**Aim**
Work through the data line by line, gathering every line that has the word "此时导线".

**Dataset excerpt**
Start

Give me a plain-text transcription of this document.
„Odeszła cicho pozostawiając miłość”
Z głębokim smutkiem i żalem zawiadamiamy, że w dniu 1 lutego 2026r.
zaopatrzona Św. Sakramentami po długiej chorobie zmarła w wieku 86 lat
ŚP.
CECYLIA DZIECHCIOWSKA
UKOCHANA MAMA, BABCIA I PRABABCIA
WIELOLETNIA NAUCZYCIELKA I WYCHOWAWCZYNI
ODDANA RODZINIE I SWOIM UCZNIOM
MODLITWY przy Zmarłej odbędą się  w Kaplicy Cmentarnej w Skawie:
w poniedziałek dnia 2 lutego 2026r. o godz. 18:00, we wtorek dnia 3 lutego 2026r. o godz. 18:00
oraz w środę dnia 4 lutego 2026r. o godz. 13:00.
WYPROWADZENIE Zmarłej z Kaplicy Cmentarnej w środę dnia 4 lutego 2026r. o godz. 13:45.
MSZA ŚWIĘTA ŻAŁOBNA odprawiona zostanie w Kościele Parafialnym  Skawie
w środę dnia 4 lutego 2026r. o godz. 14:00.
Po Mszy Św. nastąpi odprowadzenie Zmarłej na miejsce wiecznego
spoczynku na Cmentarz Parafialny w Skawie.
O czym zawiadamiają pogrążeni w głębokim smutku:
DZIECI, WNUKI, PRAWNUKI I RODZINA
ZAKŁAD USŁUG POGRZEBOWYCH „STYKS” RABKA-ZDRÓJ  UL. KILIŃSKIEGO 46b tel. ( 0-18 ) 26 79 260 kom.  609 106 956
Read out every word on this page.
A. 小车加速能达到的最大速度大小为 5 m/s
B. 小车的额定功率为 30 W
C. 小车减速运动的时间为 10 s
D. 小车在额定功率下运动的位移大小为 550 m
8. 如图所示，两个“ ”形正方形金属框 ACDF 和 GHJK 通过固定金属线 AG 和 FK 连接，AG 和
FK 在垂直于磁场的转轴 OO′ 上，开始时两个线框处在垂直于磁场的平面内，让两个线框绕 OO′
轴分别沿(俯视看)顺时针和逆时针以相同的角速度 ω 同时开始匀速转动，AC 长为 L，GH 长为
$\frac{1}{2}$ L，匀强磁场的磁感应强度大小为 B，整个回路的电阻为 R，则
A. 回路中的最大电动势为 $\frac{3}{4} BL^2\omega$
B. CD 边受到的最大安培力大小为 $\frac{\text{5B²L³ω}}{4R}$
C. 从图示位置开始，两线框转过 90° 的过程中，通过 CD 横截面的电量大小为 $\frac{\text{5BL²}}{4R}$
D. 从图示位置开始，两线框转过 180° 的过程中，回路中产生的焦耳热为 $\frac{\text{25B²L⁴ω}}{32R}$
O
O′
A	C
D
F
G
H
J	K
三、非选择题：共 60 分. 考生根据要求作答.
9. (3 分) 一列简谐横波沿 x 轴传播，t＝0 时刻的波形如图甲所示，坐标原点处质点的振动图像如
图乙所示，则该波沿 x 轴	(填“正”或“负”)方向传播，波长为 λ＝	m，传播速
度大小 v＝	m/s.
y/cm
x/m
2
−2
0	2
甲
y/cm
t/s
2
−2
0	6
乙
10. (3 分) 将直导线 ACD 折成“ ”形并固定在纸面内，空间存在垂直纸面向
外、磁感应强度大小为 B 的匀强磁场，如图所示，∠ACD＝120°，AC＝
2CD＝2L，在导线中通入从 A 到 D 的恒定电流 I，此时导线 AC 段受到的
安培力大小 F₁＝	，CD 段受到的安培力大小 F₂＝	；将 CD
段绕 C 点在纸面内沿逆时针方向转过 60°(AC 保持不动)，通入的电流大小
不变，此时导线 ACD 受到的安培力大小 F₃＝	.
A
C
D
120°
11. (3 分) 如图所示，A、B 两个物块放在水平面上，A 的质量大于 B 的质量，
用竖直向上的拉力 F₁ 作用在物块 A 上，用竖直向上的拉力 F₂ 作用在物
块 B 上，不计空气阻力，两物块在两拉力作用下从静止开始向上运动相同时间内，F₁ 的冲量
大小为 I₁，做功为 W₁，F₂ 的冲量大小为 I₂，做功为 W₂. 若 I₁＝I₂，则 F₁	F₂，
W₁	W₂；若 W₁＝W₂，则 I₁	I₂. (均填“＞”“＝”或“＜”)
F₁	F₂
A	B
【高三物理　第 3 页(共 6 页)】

End

**Finished answer**
2CD＝2L，在导线中通入从 A 到 D 的恒定电流 I，此时导线 AC 段受到的
不变，此时导线 ACD 受到的安培力大小 F₃＝	.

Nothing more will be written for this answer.